TASK BRIEF -
Retype every entry in its entirety, without alteration.

EXERCISE INPUT -
__________

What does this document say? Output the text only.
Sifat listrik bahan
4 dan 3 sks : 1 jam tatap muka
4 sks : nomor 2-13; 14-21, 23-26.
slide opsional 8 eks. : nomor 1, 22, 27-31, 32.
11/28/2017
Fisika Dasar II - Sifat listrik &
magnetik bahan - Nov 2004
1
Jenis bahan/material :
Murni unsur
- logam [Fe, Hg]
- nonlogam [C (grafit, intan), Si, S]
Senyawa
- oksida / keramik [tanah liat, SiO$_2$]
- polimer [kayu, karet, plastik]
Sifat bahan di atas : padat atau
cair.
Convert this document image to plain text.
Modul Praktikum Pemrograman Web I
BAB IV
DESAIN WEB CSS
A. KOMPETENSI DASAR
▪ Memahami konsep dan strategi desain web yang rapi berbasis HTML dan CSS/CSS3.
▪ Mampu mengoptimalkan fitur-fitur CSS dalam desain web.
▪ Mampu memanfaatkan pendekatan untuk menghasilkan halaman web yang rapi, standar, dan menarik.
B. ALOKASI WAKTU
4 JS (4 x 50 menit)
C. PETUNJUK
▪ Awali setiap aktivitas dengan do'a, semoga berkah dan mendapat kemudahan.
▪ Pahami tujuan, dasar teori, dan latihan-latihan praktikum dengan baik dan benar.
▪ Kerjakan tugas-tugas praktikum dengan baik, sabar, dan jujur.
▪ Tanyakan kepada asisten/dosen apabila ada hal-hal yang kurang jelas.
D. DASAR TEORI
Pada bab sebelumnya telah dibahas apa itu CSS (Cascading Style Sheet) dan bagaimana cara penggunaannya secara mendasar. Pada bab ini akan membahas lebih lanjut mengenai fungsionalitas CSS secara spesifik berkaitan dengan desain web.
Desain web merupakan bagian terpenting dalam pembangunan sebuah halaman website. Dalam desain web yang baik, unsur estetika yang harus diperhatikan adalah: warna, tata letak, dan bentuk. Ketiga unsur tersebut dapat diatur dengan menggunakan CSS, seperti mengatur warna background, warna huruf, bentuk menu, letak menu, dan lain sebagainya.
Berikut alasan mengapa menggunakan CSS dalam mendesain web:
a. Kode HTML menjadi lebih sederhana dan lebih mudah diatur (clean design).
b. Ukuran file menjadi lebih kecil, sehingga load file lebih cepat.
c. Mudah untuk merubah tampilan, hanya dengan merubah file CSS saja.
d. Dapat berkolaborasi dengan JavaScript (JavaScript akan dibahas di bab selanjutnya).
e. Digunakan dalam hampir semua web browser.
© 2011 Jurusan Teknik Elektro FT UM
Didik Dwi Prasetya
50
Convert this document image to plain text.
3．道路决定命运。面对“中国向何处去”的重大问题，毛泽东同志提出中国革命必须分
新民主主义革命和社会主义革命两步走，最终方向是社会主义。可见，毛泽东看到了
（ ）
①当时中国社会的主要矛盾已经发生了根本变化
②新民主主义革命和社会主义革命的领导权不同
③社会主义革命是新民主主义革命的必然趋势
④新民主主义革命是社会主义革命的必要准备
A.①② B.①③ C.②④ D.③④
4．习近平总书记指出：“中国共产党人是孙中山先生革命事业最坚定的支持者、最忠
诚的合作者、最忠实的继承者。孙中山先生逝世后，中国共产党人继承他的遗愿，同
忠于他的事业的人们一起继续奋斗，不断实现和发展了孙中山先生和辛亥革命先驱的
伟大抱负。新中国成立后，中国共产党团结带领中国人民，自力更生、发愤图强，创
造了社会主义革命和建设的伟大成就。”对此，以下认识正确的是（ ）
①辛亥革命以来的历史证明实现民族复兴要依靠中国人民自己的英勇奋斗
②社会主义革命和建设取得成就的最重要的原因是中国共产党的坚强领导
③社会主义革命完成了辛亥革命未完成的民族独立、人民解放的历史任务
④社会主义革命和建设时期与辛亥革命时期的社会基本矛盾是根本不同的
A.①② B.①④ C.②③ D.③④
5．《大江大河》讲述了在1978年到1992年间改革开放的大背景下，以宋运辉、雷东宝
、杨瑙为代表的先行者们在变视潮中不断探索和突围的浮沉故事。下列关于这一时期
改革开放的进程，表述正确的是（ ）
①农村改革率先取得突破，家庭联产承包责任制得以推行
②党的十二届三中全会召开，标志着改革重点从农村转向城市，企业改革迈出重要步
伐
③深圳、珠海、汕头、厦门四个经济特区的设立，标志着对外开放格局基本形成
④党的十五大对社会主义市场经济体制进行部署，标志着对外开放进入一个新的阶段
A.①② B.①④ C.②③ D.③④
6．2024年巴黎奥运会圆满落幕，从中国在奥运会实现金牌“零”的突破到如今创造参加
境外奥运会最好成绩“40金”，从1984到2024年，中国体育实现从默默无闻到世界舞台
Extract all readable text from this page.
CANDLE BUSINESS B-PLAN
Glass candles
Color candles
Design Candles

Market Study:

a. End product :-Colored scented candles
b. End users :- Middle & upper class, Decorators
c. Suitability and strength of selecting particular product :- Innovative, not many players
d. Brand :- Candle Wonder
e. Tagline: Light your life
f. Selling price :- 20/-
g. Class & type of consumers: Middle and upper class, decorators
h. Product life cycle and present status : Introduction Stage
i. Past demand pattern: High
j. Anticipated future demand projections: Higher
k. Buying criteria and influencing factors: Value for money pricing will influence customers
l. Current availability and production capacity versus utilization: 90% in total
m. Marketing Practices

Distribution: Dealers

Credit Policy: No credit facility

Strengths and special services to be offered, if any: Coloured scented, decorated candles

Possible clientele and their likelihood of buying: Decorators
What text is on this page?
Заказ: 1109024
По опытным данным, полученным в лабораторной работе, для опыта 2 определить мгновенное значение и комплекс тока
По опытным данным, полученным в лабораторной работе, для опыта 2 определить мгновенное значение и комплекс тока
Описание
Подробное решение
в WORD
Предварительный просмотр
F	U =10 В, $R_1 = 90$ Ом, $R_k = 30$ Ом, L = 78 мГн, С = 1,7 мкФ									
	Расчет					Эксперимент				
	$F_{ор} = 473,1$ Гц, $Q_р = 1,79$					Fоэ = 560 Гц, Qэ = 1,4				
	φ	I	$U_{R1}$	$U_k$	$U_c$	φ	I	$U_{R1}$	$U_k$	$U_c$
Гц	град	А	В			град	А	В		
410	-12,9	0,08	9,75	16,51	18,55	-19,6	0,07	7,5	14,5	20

__________

EXERCISE OUTPUT -
What does this document say? Output the text only.
Sifat listrik bahan
4 dan 3 sks : 1 jam tatap muka
4 sks : nomor 2-13; 14-21, 23-26.
slide opsional 8 eks. : nomor 1, 22, 27-31, 32.
11/28/2017
Fisika Dasar II - Sifat listrik &
magnetik bahan - Nov 2004
1
Jenis bahan/material :
Murni unsur
- logam [Fe, Hg]
- nonlogam [C (grafit, intan), Si, S]
Senyawa
- oksida / keramik [tanah liat, SiO$_2$]
- polimer [kayu, karet, plastik]
Sifat bahan di atas : padat atau
cair.
Convert this document image to plain text.
Modul Praktikum Pemrograman Web I
BAB IV
DESAIN WEB CSS
A. KOMPETENSI DASAR
▪ Memahami konsep dan strategi desain web yang rapi berbasis HTML dan CSS/CSS3.
▪ Mampu mengoptimalkan fitur-fitur CSS dalam desain web.
▪ Mampu memanfaatkan pendekatan untuk menghasilkan halaman web yang rapi, standar, dan menarik.
B. ALOKASI WAKTU
4 JS (4 x 50 menit)
C. PETUNJUK
▪ Awali setiap aktivitas dengan do'a, semoga berkah dan mendapat kemudahan.
▪ Pahami tujuan, dasar teori, dan latihan-latihan praktikum dengan baik dan benar.
▪ Kerjakan tugas-tugas praktikum dengan baik, sabar, dan jujur.
▪ Tanyakan kepada asisten/dosen apabila ada hal-hal yang kurang jelas.
D. DASAR TEORI
Pada bab sebelumnya telah dibahas apa itu CSS (Cascading Style Sheet) dan bagaimana cara penggunaannya secara mendasar. Pada bab ini akan membahas lebih lanjut mengenai fungsionalitas CSS secara spesifik berkaitan dengan desain web.
Desain web merupakan bagian terpenting dalam pembangunan sebuah halaman website. Dalam desain web yang baik, unsur estetika yang harus diperhatikan adalah: warna, tata letak, dan bentuk. Ketiga unsur tersebut dapat diatur dengan menggunakan CSS, seperti mengatur warna background, warna huruf, bentuk menu, letak menu, dan lain sebagainya.
Berikut alasan mengapa menggunakan CSS dalam mendesain web:
a. Kode HTML menjadi lebih sederhana dan lebih mudah diatur (clean design).
b. Ukuran file menjadi lebih kecil, sehingga load file lebih cepat.
c. Mudah untuk merubah tampilan, hanya dengan merubah file CSS saja.
d. Dapat berkolaborasi dengan JavaScript (JavaScript akan dibahas di bab selanjutnya).
e. Digunakan dalam hampir semua web browser.
© 2011 Jurusan Teknik Elektro FT UM
Didik Dwi Prasetya
50
Convert this document image to plain text.
3．道路决定命运。面对“中国向何处去”的重大问题，毛泽东同志提出中国革命必须分
新民主主义革命和社会主义革命两步走，最终方向是社会主义。可见，毛泽东看到了
（ ）
①当时中国社会的主要矛盾已经发生了根本变化
②新民主主义革命和社会主义革命的领导权不同
③社会主义革命是新民主主义革命的必然趋势
④新民主主义革命是社会主义革命的必要准备
A.①② B.①③ C.②④ D.③④
4．习近平总书记指出：“中国共产党人是孙中山先生革命事业最坚定的支持者、最忠
诚的合作者、最忠实的继承者。孙中山先生逝世后，中国共产党人继承他的遗愿，同
忠于他的事业的人们一起继续奋斗，不断实现和发展了孙中山先生和辛亥革命先驱的
伟大抱负。新中国成立后，中国共产党团结带领中国人民，自力更生、发愤图强，创
造了社会主义革命和建设的伟大成就。”对此，以下认识正确的是（ ）
①辛亥革命以来的历史证明实现民族复兴要依靠中国人民自己的英勇奋斗
②社会主义革命和建设取得成就的最重要的原因是中国共产党的坚强领导
③社会主义革命完成了辛亥革命未完成的民族独立、人民解放的历史任务
④社会主义革命和建设时期与辛亥革命时期的社会基本矛盾是根本不同的
A.①② B.①④ C.②③ D.③④
5．《大江大河》讲述了在1978年到1992年间改革开放的大背景下，以宋运辉、雷东宝
、杨瑙为代表的先行者们在变视潮中不断探索和突围的浮沉故事。下列关于这一时期
改革开放的进程，表述正确的是（ ）
①农村改革率先取得突破，家庭联产承包责任制得以推行
②党的十二届三中全会召开，标志着改革重点从农村转向城市，企业改革迈出重要步
伐
③深圳、珠海、汕头、厦门四个经济特区的设立，标志着对外开放格局基本形成
④党的十五大对社会主义市场经济体制进行部署，标志着对外开放进入一个新的阶段
A.①② B.①④ C.②③ D.③④
6．2024年巴黎奥运会圆满落幕，从中国在奥运会实现金牌“零”的突破到如今创造参加
境外奥运会最好成绩“40金”，从1984到2024年，中国体育实现从默默无闻到世界舞台
Extract all readable text from this page.
CANDLE BUSINESS B-PLAN
Glass candles
Color candles
Design Candles

Market Study:

a. End product :-Colored scented candles
b. End users :- Middle & upper class, Decorators
c. Suitability and strength of selecting particular product :- Innovative, not many players
d. Brand :- Candle Wonder
e. Tagline: Light your life
f. Selling price :- 20/-
g. Class & type of consumers: Middle and upper class, decorators
h. Product life cycle and present status : Introduction Stage
i. Past demand pattern: High
j. Anticipated future demand projections: Higher
k. Buying criteria and influencing factors: Value for money pricing will influence customers
l. Current availability and production capacity versus utilization: 90% in total
m. Marketing Practices

Distribution: Dealers

Credit Policy: No credit facility

Strengths and special services to be offered, if any: Coloured scented, decorated candles

Possible clientele and their likelihood of buying: Decorators
What text is on this page?
Заказ: 1109024
По опытным данным, полученным в лабораторной работе, для опыта 2 определить мгновенное значение и комплекс тока
По опытным данным, полученным в лабораторной работе, для опыта 2 определить мгновенное значение и комплекс тока
Описание
Подробное решение
в WORD
Предварительный просмотр
F	U =10 В, $R_1 = 90$ Ом, $R_k = 30$ Ом, L = 78 мГн, С = 1,7 мкФ									
	Расчет					Эксперимент				
	$F_{ор} = 473,1$ Гц, $Q_р = 1,79$					Fоэ = 560 Гц, Qэ = 1,4				
	φ	I	$U_{R1}$	$U_k$	$U_c$	φ	I	$U_{R1}$	$U_k$	$U_c$
Гц	град	А	В			град	А	В		
410	-12,9	0,08	9,75	16,51	18,55	-19,6	0,07	7,5	14,5	20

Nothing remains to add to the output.